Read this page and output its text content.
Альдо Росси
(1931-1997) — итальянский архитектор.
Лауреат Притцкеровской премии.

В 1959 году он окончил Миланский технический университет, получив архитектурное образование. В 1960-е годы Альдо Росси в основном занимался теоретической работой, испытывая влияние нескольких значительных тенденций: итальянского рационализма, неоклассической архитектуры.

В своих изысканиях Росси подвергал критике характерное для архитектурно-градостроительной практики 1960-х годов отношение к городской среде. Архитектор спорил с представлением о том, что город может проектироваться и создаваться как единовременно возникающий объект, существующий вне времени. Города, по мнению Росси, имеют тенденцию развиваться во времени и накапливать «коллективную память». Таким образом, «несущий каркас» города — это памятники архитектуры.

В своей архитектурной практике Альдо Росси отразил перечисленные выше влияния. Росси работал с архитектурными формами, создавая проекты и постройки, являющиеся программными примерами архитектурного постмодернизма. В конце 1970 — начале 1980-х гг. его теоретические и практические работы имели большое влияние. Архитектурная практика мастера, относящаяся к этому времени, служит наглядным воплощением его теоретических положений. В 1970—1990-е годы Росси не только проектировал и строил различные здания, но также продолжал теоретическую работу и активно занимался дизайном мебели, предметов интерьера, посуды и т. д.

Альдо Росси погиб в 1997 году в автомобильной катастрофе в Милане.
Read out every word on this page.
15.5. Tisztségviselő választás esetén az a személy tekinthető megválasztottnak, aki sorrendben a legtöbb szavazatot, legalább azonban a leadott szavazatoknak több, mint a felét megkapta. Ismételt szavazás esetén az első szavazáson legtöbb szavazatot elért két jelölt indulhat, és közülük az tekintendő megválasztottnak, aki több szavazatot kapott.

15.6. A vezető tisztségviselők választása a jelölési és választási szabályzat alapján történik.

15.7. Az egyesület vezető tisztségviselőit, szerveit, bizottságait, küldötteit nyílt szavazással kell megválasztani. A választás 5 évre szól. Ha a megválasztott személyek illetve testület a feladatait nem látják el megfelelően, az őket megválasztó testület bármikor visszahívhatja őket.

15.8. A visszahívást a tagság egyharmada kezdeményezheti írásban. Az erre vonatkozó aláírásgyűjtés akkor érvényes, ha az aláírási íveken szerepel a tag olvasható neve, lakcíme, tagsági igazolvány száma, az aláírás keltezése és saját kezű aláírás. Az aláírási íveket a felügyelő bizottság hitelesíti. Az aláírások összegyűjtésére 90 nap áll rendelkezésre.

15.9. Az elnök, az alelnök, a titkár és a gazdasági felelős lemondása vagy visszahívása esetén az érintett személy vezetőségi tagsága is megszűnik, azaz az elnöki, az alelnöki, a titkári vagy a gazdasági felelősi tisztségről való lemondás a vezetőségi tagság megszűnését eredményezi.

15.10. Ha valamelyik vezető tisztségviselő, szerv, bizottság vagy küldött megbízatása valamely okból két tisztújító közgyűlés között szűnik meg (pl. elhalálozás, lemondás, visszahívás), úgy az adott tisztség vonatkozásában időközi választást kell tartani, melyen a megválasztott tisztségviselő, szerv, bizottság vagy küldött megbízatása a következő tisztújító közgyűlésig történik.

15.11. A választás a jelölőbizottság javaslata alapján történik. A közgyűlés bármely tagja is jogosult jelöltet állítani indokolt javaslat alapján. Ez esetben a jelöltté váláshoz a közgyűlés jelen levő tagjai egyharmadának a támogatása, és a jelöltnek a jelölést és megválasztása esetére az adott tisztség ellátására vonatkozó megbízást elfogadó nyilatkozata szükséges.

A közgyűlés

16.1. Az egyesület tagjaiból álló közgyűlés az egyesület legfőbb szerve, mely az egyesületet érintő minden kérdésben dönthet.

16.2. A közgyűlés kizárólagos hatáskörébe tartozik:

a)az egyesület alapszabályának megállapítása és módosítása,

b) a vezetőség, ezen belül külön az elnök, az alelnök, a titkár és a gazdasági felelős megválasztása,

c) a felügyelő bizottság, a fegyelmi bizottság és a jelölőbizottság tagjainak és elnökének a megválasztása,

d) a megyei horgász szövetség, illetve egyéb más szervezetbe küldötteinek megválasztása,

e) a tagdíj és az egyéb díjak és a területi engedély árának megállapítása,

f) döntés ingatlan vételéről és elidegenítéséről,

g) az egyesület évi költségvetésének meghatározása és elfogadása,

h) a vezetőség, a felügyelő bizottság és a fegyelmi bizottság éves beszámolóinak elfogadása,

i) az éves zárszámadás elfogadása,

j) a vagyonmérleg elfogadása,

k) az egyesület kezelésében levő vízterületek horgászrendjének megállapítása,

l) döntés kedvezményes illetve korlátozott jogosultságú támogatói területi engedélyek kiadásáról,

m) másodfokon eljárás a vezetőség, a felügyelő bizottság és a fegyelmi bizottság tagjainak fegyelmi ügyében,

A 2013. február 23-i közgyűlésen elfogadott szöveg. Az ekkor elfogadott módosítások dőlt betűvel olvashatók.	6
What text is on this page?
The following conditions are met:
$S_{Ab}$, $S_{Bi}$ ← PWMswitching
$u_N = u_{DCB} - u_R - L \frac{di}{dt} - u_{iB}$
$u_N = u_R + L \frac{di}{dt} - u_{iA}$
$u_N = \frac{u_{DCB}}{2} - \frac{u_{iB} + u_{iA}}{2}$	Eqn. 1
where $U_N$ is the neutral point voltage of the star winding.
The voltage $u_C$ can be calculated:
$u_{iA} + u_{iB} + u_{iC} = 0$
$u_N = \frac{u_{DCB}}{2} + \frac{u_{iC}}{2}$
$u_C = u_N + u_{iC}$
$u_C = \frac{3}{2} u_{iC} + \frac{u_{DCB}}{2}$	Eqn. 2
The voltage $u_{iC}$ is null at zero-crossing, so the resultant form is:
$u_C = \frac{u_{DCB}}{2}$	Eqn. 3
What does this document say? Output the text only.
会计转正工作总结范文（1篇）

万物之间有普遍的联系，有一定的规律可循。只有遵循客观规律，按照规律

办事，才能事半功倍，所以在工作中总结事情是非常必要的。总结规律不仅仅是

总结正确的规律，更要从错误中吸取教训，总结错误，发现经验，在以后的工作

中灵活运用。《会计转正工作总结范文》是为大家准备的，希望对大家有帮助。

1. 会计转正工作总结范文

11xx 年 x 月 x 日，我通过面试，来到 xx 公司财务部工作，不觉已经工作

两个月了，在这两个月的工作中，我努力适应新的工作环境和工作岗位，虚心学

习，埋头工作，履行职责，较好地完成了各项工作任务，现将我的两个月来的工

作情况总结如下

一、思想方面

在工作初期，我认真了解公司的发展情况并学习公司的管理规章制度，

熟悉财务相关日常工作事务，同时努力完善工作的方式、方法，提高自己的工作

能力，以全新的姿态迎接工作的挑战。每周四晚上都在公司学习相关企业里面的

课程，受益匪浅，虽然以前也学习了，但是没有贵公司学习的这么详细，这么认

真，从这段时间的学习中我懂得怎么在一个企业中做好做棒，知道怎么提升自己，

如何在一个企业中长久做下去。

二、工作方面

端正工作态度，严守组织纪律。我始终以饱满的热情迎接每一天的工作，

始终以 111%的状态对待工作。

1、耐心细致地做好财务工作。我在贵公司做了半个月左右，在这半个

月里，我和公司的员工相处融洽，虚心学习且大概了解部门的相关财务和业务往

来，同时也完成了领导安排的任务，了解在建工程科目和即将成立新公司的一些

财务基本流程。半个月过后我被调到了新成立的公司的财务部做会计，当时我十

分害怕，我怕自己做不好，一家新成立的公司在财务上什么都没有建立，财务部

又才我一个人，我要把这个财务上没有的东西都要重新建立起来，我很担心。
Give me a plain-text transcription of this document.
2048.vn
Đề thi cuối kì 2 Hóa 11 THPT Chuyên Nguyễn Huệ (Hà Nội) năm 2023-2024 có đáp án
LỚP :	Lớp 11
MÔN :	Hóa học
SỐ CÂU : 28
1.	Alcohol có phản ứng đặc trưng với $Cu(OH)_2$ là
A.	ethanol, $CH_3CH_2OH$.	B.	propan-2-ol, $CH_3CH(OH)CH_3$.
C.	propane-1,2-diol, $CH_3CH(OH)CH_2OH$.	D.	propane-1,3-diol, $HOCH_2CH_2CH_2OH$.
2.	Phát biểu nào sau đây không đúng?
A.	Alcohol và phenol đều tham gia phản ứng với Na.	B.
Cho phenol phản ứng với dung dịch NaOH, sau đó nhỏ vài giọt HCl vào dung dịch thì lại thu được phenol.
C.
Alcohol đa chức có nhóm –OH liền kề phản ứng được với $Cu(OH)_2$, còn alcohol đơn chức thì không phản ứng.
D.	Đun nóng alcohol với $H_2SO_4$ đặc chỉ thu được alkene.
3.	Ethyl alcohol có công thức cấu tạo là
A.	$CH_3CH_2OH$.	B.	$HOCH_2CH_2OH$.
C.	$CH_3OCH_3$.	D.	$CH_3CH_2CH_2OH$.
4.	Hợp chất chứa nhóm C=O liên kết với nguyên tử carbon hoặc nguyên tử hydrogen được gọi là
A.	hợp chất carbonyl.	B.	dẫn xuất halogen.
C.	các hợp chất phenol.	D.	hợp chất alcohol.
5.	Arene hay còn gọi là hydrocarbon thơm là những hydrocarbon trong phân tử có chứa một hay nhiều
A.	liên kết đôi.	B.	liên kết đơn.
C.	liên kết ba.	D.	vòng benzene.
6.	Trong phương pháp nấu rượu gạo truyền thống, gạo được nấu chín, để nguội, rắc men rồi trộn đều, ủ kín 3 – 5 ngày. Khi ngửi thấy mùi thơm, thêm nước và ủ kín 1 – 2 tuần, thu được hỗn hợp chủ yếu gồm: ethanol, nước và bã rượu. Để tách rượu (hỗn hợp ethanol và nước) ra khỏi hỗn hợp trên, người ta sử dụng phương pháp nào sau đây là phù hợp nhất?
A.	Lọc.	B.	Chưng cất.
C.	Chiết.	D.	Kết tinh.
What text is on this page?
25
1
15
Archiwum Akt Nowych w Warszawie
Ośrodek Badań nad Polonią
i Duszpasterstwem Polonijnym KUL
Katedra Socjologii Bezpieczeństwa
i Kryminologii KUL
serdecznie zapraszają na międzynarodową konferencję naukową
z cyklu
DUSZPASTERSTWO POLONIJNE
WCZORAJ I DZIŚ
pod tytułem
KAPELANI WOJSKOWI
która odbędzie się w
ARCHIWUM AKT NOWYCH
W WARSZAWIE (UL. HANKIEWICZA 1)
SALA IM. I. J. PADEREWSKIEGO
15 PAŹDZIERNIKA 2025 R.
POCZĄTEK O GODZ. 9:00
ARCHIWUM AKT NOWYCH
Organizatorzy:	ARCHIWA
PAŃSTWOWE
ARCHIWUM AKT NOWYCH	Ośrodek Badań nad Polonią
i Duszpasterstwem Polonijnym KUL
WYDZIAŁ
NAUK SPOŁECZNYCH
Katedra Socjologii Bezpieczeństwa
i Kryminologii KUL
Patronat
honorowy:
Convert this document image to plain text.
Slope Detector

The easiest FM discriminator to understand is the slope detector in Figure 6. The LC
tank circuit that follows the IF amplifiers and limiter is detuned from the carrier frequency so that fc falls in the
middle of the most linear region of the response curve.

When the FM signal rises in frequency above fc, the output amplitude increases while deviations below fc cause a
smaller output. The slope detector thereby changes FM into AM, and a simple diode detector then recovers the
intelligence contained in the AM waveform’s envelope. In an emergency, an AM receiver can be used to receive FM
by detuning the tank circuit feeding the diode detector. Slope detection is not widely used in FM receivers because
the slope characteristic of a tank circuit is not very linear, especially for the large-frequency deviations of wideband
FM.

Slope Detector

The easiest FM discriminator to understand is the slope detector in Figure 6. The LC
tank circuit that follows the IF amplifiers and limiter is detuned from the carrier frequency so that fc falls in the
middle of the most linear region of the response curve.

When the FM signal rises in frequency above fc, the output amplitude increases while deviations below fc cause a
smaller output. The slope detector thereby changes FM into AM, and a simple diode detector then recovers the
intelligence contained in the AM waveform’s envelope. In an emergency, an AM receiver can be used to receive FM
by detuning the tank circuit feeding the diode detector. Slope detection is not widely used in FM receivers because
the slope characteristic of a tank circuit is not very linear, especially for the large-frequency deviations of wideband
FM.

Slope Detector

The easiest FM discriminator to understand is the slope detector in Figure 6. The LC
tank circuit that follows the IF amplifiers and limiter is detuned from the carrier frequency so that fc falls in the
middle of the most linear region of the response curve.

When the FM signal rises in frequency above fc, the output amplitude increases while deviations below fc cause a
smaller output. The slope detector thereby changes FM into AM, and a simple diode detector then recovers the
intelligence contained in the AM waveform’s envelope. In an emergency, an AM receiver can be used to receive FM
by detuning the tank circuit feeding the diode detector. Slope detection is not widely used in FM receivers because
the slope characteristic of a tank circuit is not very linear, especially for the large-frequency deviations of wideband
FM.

==*==

WHAT YOU WILL DO>
From the records above, pull out every line containing the word "không".

SOLUTION TO THIS TASK>
2.	Phát biểu nào sau đây không đúng?
Alcohol đa chức có nhóm –OH liền kề phản ứng được với $Cu(OH)_2$, còn alcohol đơn chức thì không phản ứng.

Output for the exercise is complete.